* Start INPUT FOR THIS TASK *

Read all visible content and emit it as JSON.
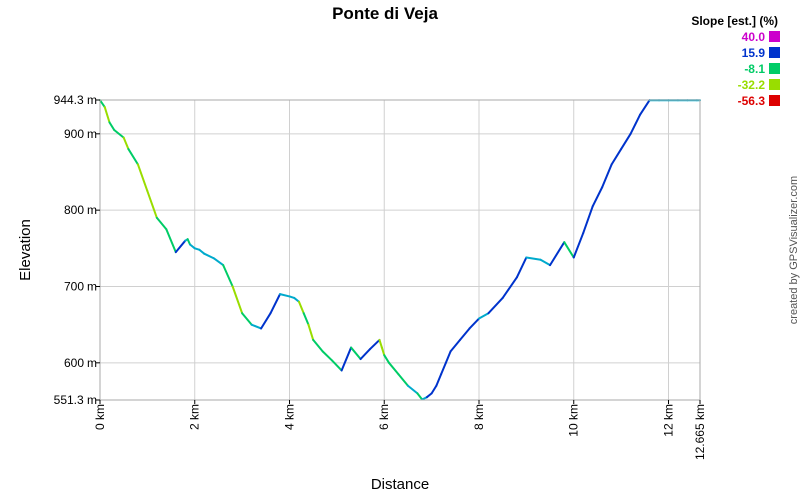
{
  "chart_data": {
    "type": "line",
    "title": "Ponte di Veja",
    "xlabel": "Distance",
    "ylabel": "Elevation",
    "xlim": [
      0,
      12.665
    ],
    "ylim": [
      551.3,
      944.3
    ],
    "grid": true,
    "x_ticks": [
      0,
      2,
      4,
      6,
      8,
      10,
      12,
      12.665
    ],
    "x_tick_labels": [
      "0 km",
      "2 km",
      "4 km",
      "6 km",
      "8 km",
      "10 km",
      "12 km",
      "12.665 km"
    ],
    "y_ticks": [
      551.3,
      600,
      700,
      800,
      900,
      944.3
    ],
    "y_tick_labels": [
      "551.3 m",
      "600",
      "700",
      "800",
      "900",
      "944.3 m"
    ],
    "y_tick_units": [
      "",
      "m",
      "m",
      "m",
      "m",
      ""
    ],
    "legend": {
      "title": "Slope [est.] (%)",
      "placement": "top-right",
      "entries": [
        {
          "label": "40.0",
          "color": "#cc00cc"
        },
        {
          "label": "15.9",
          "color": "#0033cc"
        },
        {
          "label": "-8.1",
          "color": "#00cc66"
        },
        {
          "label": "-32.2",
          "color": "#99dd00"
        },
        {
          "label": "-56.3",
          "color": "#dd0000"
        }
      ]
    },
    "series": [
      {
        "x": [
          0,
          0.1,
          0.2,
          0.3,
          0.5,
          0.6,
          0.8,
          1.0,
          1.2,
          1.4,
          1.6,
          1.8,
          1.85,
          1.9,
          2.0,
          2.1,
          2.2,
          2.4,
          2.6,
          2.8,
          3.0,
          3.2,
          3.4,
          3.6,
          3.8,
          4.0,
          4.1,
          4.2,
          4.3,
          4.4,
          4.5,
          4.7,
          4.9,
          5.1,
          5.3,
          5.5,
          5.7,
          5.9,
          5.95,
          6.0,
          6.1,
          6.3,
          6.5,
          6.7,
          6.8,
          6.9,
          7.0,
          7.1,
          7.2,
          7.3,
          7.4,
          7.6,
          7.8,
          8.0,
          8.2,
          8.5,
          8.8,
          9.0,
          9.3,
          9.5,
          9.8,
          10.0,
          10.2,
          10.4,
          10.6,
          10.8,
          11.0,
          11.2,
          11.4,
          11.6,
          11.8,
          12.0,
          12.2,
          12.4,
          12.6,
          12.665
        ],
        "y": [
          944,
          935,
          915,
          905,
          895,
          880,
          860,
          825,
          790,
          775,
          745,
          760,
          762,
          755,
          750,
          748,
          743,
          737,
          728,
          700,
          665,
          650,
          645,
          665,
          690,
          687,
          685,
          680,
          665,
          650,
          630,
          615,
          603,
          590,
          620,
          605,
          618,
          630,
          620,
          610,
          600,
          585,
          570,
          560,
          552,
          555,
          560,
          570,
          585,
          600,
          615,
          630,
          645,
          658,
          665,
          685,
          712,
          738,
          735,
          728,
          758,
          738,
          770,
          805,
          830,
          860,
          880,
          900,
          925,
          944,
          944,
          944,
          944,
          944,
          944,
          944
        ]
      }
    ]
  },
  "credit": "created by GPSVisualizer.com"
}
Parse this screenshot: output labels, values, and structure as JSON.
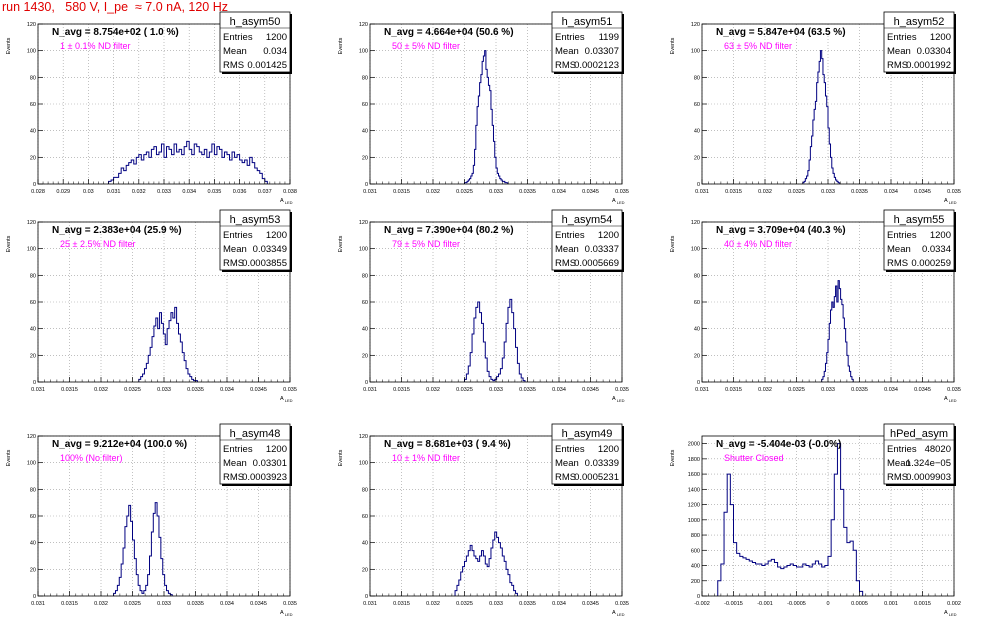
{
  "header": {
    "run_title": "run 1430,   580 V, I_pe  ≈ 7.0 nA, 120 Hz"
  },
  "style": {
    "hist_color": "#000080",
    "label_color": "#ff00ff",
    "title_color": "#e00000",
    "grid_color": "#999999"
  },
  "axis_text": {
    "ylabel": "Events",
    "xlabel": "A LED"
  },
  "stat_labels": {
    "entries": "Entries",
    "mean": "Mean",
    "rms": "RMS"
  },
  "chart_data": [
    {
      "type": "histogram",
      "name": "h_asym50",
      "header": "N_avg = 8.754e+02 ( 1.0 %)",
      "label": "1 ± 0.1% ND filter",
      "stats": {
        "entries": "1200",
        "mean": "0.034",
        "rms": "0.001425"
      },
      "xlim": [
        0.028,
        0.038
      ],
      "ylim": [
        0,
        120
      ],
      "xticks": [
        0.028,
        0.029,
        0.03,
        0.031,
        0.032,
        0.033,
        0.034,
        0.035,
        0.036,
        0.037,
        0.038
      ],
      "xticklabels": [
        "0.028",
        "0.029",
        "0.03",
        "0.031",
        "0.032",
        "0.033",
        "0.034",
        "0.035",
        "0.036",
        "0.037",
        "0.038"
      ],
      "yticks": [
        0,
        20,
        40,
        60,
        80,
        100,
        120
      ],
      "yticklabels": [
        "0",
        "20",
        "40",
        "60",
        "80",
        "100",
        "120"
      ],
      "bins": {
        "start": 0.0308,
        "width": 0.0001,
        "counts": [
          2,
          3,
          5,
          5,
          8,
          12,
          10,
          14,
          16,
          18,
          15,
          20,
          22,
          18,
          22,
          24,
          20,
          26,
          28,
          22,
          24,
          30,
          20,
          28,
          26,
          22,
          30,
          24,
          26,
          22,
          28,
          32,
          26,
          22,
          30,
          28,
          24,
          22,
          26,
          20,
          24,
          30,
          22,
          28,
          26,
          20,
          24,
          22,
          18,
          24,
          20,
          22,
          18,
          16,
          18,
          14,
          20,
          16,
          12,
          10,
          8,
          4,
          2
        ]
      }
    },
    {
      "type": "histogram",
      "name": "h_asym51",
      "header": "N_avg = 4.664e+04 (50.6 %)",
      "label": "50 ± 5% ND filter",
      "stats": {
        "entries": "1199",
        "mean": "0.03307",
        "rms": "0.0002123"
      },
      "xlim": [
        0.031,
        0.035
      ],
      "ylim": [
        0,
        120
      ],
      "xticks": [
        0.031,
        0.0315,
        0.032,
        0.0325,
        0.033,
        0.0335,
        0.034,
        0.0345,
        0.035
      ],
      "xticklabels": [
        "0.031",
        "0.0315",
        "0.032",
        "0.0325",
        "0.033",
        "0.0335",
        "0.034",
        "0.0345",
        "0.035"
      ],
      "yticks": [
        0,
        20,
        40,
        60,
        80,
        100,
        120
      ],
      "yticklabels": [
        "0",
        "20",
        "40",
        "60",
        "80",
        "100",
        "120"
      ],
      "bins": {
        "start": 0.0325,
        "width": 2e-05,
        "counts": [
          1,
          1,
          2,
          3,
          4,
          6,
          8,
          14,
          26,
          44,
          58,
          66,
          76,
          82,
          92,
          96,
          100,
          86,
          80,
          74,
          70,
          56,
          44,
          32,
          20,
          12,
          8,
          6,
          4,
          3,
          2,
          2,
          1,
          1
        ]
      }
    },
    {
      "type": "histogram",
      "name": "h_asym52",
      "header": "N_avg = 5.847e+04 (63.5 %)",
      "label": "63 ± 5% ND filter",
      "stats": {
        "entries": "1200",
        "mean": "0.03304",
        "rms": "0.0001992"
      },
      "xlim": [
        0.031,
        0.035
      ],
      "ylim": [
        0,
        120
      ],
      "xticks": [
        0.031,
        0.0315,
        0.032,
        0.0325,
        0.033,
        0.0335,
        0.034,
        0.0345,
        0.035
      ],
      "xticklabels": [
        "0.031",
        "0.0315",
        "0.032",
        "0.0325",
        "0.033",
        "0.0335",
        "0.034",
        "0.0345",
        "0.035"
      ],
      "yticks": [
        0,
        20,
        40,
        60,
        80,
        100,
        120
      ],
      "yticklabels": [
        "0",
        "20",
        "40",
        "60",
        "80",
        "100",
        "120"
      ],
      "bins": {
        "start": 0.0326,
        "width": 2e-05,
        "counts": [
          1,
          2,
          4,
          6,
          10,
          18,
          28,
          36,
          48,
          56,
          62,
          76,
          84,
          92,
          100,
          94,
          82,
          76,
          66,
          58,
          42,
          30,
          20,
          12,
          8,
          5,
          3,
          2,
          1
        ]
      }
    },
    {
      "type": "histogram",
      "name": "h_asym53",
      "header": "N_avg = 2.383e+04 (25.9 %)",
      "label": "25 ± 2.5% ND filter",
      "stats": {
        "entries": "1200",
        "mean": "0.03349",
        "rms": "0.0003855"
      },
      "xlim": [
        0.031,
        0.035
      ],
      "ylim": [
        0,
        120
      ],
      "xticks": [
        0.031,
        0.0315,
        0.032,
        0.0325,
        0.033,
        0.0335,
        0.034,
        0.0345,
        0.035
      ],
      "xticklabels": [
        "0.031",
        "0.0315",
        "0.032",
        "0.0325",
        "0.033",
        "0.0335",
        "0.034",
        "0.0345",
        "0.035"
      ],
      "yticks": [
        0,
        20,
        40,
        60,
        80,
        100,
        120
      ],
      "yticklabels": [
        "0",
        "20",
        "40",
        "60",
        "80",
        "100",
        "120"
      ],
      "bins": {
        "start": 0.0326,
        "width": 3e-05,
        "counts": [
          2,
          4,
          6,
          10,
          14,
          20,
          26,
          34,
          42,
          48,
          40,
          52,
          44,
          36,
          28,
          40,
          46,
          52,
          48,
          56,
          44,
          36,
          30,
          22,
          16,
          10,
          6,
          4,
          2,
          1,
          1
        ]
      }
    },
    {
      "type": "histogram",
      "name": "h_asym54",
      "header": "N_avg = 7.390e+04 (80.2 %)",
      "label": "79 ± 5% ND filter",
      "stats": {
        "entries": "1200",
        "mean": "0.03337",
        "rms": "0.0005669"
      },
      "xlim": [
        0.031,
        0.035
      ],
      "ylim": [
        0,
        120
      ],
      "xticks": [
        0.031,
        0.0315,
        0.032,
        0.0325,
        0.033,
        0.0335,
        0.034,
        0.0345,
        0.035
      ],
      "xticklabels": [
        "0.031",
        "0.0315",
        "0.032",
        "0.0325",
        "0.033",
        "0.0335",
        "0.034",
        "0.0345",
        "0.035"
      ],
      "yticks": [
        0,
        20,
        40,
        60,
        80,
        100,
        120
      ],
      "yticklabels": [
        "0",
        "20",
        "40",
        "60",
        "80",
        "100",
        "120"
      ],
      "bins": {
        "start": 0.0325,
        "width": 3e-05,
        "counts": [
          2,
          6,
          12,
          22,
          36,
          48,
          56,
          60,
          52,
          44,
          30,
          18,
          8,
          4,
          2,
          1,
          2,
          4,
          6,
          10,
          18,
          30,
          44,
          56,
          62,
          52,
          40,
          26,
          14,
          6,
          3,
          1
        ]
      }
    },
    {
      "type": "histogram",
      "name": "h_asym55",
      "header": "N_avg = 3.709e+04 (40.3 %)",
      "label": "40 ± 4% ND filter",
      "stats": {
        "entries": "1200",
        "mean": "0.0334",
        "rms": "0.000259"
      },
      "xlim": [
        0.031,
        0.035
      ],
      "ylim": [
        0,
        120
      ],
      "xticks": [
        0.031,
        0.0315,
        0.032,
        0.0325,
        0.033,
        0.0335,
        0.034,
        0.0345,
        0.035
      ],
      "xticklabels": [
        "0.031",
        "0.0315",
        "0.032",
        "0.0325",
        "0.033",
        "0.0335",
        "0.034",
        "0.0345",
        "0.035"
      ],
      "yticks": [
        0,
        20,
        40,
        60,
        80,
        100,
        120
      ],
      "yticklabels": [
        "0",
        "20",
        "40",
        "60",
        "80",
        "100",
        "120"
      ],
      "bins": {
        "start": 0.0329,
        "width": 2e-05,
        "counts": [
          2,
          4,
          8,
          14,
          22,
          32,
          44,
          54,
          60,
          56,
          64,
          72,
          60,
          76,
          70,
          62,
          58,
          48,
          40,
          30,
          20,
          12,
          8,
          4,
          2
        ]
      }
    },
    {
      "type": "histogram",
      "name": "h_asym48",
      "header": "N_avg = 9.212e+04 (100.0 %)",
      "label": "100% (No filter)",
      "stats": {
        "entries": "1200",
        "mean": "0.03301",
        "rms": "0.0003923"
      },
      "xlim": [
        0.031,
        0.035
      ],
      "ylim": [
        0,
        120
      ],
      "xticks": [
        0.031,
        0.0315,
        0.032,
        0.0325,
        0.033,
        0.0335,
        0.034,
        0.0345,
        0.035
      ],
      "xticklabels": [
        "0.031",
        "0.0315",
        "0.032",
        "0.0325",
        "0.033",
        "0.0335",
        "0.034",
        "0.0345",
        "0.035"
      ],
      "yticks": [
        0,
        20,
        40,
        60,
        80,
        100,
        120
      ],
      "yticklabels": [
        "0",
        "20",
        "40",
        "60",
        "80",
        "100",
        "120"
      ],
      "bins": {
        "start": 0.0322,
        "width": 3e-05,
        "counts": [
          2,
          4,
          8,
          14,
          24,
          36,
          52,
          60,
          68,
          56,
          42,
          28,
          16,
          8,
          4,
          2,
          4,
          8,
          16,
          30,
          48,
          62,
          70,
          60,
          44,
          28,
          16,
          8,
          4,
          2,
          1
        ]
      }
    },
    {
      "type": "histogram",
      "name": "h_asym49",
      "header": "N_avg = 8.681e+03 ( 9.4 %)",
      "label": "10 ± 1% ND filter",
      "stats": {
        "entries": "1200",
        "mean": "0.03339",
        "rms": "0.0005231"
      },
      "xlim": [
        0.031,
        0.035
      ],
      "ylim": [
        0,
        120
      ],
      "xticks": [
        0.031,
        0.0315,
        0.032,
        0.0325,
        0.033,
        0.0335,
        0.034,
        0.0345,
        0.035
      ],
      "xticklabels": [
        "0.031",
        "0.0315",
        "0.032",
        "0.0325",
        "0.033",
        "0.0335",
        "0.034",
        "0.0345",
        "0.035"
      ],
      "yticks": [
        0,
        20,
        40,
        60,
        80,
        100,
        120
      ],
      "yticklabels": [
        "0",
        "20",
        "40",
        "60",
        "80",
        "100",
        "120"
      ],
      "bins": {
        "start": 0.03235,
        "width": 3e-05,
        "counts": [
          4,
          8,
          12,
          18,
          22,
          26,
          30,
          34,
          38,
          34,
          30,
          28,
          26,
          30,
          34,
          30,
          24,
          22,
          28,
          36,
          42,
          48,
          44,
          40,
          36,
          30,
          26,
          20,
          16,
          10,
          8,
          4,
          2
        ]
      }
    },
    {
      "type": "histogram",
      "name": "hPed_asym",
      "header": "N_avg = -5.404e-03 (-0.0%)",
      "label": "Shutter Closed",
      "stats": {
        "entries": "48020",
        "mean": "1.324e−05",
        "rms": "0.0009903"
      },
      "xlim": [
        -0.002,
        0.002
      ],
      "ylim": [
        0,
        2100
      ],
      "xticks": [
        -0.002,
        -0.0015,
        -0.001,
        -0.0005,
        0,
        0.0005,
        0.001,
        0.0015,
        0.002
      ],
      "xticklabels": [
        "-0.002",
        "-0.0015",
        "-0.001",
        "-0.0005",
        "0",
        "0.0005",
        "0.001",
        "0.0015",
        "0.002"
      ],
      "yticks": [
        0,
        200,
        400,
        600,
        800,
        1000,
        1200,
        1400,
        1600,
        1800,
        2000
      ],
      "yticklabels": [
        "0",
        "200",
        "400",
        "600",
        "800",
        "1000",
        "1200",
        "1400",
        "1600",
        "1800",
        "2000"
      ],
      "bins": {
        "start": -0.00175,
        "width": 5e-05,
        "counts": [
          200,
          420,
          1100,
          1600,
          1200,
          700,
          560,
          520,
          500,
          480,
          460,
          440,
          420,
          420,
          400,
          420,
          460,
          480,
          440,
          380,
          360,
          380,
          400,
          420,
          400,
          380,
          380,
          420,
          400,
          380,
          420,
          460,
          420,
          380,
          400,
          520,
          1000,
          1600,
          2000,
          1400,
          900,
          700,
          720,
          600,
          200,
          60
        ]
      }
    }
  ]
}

* End INPUT FOR THIS TASK *

__GIVEN INSTRUCTION__. Read through the data and copy every line where "mean" shows up.

__OUTPUT OF THE TASK__.
    "mean": "Mean",
        "mean": "0.034",
        "mean": "0.03307",
        "mean": "0.03304",
        "mean": "0.03349",
        "mean": "0.03337",
        "mean": "0.0334",
        "mean": "0.03301",
        "mean": "0.03339",
        "mean": "1.324e−05",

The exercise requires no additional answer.